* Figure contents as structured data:

● ● ● ● ● ● ●

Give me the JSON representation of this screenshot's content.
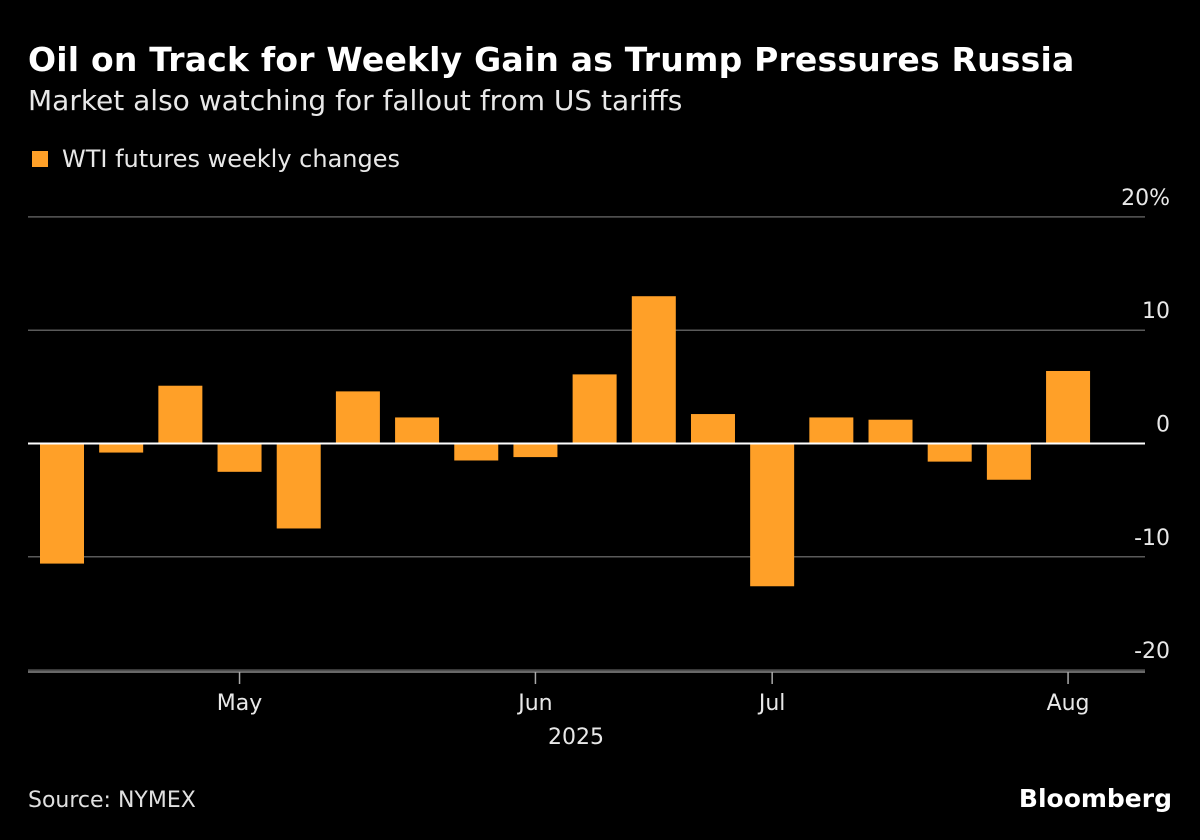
{
  "title": "Oil on Track for Weekly Gain as Trump Pressures Russia",
  "subtitle": "Market also watching for fallout from US tariffs",
  "source": "Source: NYMEX",
  "brand": "Bloomberg",
  "colors": {
    "bar": "#ffa028",
    "background": "#000000",
    "grid": "#5a5a5a",
    "zero_line": "#ffffff"
  },
  "chart_data": {
    "type": "bar",
    "title": "Oil on Track for Weekly Gain as Trump Pressures Russia",
    "subtitle": "Market also watching for fallout from US tariffs",
    "series": [
      {
        "name": "WTI futures weekly changes",
        "x": [
          "2025-04-04",
          "2025-04-11",
          "2025-04-18",
          "2025-04-25",
          "2025-05-02",
          "2025-05-09",
          "2025-05-16",
          "2025-05-23",
          "2025-05-30",
          "2025-06-06",
          "2025-06-13",
          "2025-06-20",
          "2025-06-27",
          "2025-07-04",
          "2025-07-11",
          "2025-07-18",
          "2025-07-25",
          "2025-08-01"
        ],
        "values": [
          -10.6,
          -0.8,
          5.1,
          -2.5,
          -7.5,
          4.6,
          2.3,
          -1.5,
          -1.2,
          6.1,
          13.0,
          2.6,
          -12.6,
          2.3,
          2.1,
          -1.6,
          -3.2,
          6.4
        ]
      }
    ],
    "ylim": [
      -20,
      20
    ],
    "yticks": [
      20,
      10,
      0,
      -10,
      -20
    ],
    "ytick_labels": [
      "20%",
      "10",
      "0",
      "-10",
      "-20"
    ],
    "xticks": [
      {
        "label": "May",
        "at": "2025-04-25"
      },
      {
        "label": "Jun",
        "at": "2025-05-30"
      },
      {
        "label": "Jul",
        "at": "2025-06-27"
      },
      {
        "label": "Aug",
        "at": "2025-08-01"
      }
    ],
    "xlabel": "2025",
    "ylabel": "",
    "grid": true,
    "legend": "top-left",
    "y_axis_side": "right"
  }
}
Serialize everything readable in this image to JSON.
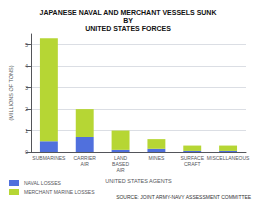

● ● ● ● ● ● ●

* SET TASK: Copy out the entries verbatim and leave the images out.

* RESULT OF THE TASK:
Give me the JSON representation of this screenshot's content.
{
  "title": "Oil on Track for Weekly Gain as Trump Pressures Russia",
  "subtitle": "Market also watching for fallout from US tariffs",
  "source": "Source: NYMEX",
  "brand": "Bloomberg",
  "colors": {
    "bar": "#ffa028",
    "background": "#000000",
    "grid": "#5a5a5a",
    "zero_line": "#ffffff"
  },
  "chart_data": {
    "type": "bar",
    "title": "Oil on Track for Weekly Gain as Trump Pressures Russia",
    "subtitle": "Market also watching for fallout from US tariffs",
    "series": [
      {
        "name": "WTI futures weekly changes",
        "x": [
          "2025-04-04",
          "2025-04-11",
          "2025-04-18",
          "2025-04-25",
          "2025-05-02",
          "2025-05-09",
          "2025-05-16",
          "2025-05-23",
          "2025-05-30",
          "2025-06-06",
          "2025-06-13",
          "2025-06-20",
          "2025-06-27",
          "2025-07-04",
          "2025-07-11",
          "2025-07-18",
          "2025-07-25",
          "2025-08-01"
        ],
        "values": [
          -10.6,
          -0.8,
          5.1,
          -2.5,
          -7.5,
          4.6,
          2.3,
          -1.5,
          -1.2,
          6.1,
          13.0,
          2.6,
          -12.6,
          2.3,
          2.1,
          -1.6,
          -3.2,
          6.4
        ]
      }
    ],
    "ylim": [
      -20,
      20
    ],
    "yticks": [
      20,
      10,
      0,
      -10,
      -20
    ],
    "ytick_labels": [
      "20%",
      "10",
      "0",
      "-10",
      "-20"
    ],
    "xticks": [
      {
        "label": "May",
        "at": "2025-04-25"
      },
      {
        "label": "Jun",
        "at": "2025-05-30"
      },
      {
        "label": "Jul",
        "at": "2025-06-27"
      },
      {
        "label": "Aug",
        "at": "2025-08-01"
      }
    ],
    "xlabel": "2025",
    "ylabel": "",
    "grid": true,
    "legend": "top-left",
    "y_axis_side": "right"
  }
}
Serialize everything readable in this image to JSON.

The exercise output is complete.